## BEGIN

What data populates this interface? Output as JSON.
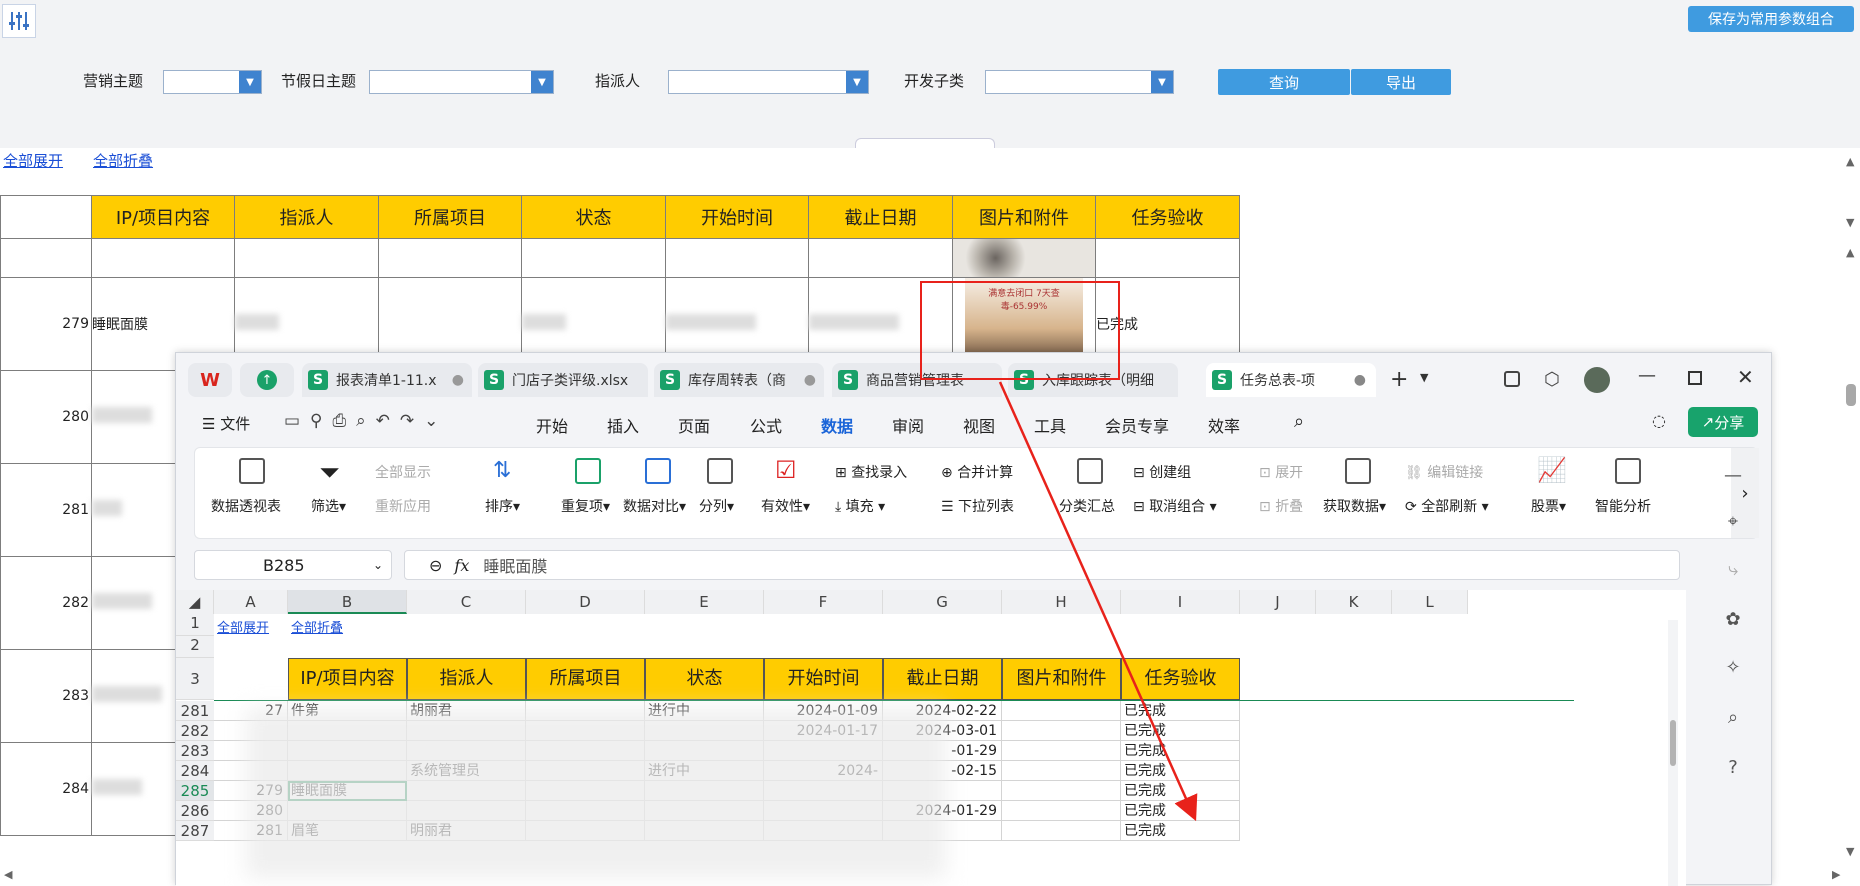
{
  "topbar": {
    "save_combo": "保存为常用参数组合",
    "query": "查询",
    "export": "导出",
    "filters": [
      {
        "label": "营销主题"
      },
      {
        "label": "节假日主题"
      },
      {
        "label": "指派人"
      },
      {
        "label": "开发子类"
      }
    ]
  },
  "links": {
    "expand_all": "全部展开",
    "collapse_all": "全部折叠"
  },
  "report": {
    "headers": [
      "IP/项目内容",
      "指派人",
      "所属项目",
      "状态",
      "开始时间",
      "截止日期",
      "图片和附件",
      "任务验收"
    ],
    "rows": [
      {
        "idx": "",
        "content": "",
        "done": ""
      },
      {
        "idx": "279",
        "content": "睡眠面膜",
        "done": "已完成"
      },
      {
        "idx": "280",
        "content": "",
        "done": ""
      },
      {
        "idx": "281",
        "content": "",
        "done": ""
      },
      {
        "idx": "282",
        "content": "",
        "done": ""
      },
      {
        "idx": "283",
        "content": "",
        "done": ""
      },
      {
        "idx": "284",
        "content": "",
        "done": ""
      }
    ],
    "ad_text": "满意去闭口 7天查毒-65.99%"
  },
  "wps": {
    "tabs": [
      "报表清单1-11.x",
      "门店子类评级.xlsx",
      "库存周转表（商",
      "商品营销管理表",
      "入库跟踪表（明细",
      "任务总表-项"
    ],
    "menus": [
      "文件",
      "开始",
      "插入",
      "页面",
      "公式",
      "数据",
      "审阅",
      "视图",
      "工具",
      "会员专享",
      "效率"
    ],
    "share": "分享",
    "ribbon": {
      "pivot": "数据透视表",
      "filter": "筛选",
      "show_all": "全部显示",
      "reapply": "重新应用",
      "sort": "排序",
      "dup": "重复项",
      "compare": "数据对比",
      "split": "分列",
      "valid": "有效性",
      "lookup": "查找录入",
      "fill": "填充",
      "merge_calc": "合并计算",
      "dropdown": "下拉列表",
      "subtotal": "分类汇总",
      "create_group": "创建组",
      "ungroup": "取消组合",
      "expand": "展开",
      "collapse": "折叠",
      "get_data": "获取数据",
      "edit_links": "编辑链接",
      "refresh_all": "全部刷新",
      "stocks": "股票",
      "smart": "智能分析"
    },
    "namebox": "B285",
    "formula": "睡眠面膜",
    "cols": [
      "A",
      "B",
      "C",
      "D",
      "E",
      "F",
      "G",
      "H",
      "I",
      "J",
      "K",
      "L"
    ],
    "row1": {
      "a": "全部展开",
      "b": "全部折叠"
    },
    "headers": [
      "IP/项目内容",
      "指派人",
      "所属项目",
      "状态",
      "开始时间",
      "截止日期",
      "图片和附件",
      "任务验收"
    ],
    "rows": [
      {
        "r": "281",
        "a": "27",
        "b": "件第",
        "c": "胡丽君",
        "e": "进行中",
        "f": "2024-01-09",
        "g": "2024-02-22",
        "i": "已完成"
      },
      {
        "r": "282",
        "a": "",
        "b": "",
        "c": "",
        "e": "",
        "f": "2024-01-17",
        "g": "2024-03-01",
        "i": "已完成"
      },
      {
        "r": "283",
        "a": "",
        "b": "",
        "c": "",
        "e": "",
        "f": "",
        "g": "-01-29",
        "i": "已完成"
      },
      {
        "r": "284",
        "a": "",
        "b": "",
        "c": "系统管理员",
        "e": "进行中",
        "f": "2024-",
        "g": "-02-15",
        "i": "已完成"
      },
      {
        "r": "285",
        "a": "279",
        "b": "睡眠面膜",
        "c": "",
        "e": "",
        "f": "",
        "g": "",
        "i": "已完成"
      },
      {
        "r": "286",
        "a": "280",
        "b": "",
        "c": "",
        "e": "",
        "f": "",
        "g": "2024-01-29",
        "i": "已完成"
      },
      {
        "r": "287",
        "a": "281",
        "b": "眉笔",
        "c": "明丽君",
        "e": "",
        "f": "",
        "g": "",
        "i": "已完成"
      }
    ]
  }
}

## END

◆ EXERCISE
Transcribe the full listing character for character. Pictures are excluded.

◆ ANSWER TO THIS EXERCISE
What data populates this interface? Output as JSON.
{
  "topbar": {
    "save_combo": "保存为常用参数组合",
    "query": "查询",
    "export": "导出",
    "filters": [
      {
        "label": "营销主题"
      },
      {
        "label": "节假日主题"
      },
      {
        "label": "指派人"
      },
      {
        "label": "开发子类"
      }
    ]
  },
  "links": {
    "expand_all": "全部展开",
    "collapse_all": "全部折叠"
  },
  "report": {
    "headers": [
      "IP/项目内容",
      "指派人",
      "所属项目",
      "状态",
      "开始时间",
      "截止日期",
      "图片和附件",
      "任务验收"
    ],
    "rows": [
      {
        "idx": "",
        "content": "",
        "done": ""
      },
      {
        "idx": "279",
        "content": "睡眠面膜",
        "done": "已完成"
      },
      {
        "idx": "280",
        "content": "",
        "done": ""
      },
      {
        "idx": "281",
        "content": "",
        "done": ""
      },
      {
        "idx": "282",
        "content": "",
        "done": ""
      },
      {
        "idx": "283",
        "content": "",
        "done": ""
      },
      {
        "idx": "284",
        "content": "",
        "done": ""
      }
    ],
    "ad_text": "满意去闭口 7天查毒-65.99%"
  },
  "wps": {
    "tabs": [
      "报表清单1-11.x",
      "门店子类评级.xlsx",
      "库存周转表（商",
      "商品营销管理表",
      "入库跟踪表（明细",
      "任务总表-项"
    ],
    "menus": [
      "文件",
      "开始",
      "插入",
      "页面",
      "公式",
      "数据",
      "审阅",
      "视图",
      "工具",
      "会员专享",
      "效率"
    ],
    "share": "分享",
    "ribbon": {
      "pivot": "数据透视表",
      "filter": "筛选",
      "show_all": "全部显示",
      "reapply": "重新应用",
      "sort": "排序",
      "dup": "重复项",
      "compare": "数据对比",
      "split": "分列",
      "valid": "有效性",
      "lookup": "查找录入",
      "fill": "填充",
      "merge_calc": "合并计算",
      "dropdown": "下拉列表",
      "subtotal": "分类汇总",
      "create_group": "创建组",
      "ungroup": "取消组合",
      "expand": "展开",
      "collapse": "折叠",
      "get_data": "获取数据",
      "edit_links": "编辑链接",
      "refresh_all": "全部刷新",
      "stocks": "股票",
      "smart": "智能分析"
    },
    "namebox": "B285",
    "formula": "睡眠面膜",
    "cols": [
      "A",
      "B",
      "C",
      "D",
      "E",
      "F",
      "G",
      "H",
      "I",
      "J",
      "K",
      "L"
    ],
    "row1": {
      "a": "全部展开",
      "b": "全部折叠"
    },
    "headers": [
      "IP/项目内容",
      "指派人",
      "所属项目",
      "状态",
      "开始时间",
      "截止日期",
      "图片和附件",
      "任务验收"
    ],
    "rows": [
      {
        "r": "281",
        "a": "27",
        "b": "件第",
        "c": "胡丽君",
        "e": "进行中",
        "f": "2024-01-09",
        "g": "2024-02-22",
        "i": "已完成"
      },
      {
        "r": "282",
        "a": "",
        "b": "",
        "c": "",
        "e": "",
        "f": "2024-01-17",
        "g": "2024-03-01",
        "i": "已完成"
      },
      {
        "r": "283",
        "a": "",
        "b": "",
        "c": "",
        "e": "",
        "f": "",
        "g": "-01-29",
        "i": "已完成"
      },
      {
        "r": "284",
        "a": "",
        "b": "",
        "c": "系统管理员",
        "e": "进行中",
        "f": "2024-",
        "g": "-02-15",
        "i": "已完成"
      },
      {
        "r": "285",
        "a": "279",
        "b": "睡眠面膜",
        "c": "",
        "e": "",
        "f": "",
        "g": "",
        "i": "已完成"
      },
      {
        "r": "286",
        "a": "280",
        "b": "",
        "c": "",
        "e": "",
        "f": "",
        "g": "2024-01-29",
        "i": "已完成"
      },
      {
        "r": "287",
        "a": "281",
        "b": "眉笔",
        "c": "明丽君",
        "e": "",
        "f": "",
        "g": "",
        "i": "已完成"
      }
    ]
  }
}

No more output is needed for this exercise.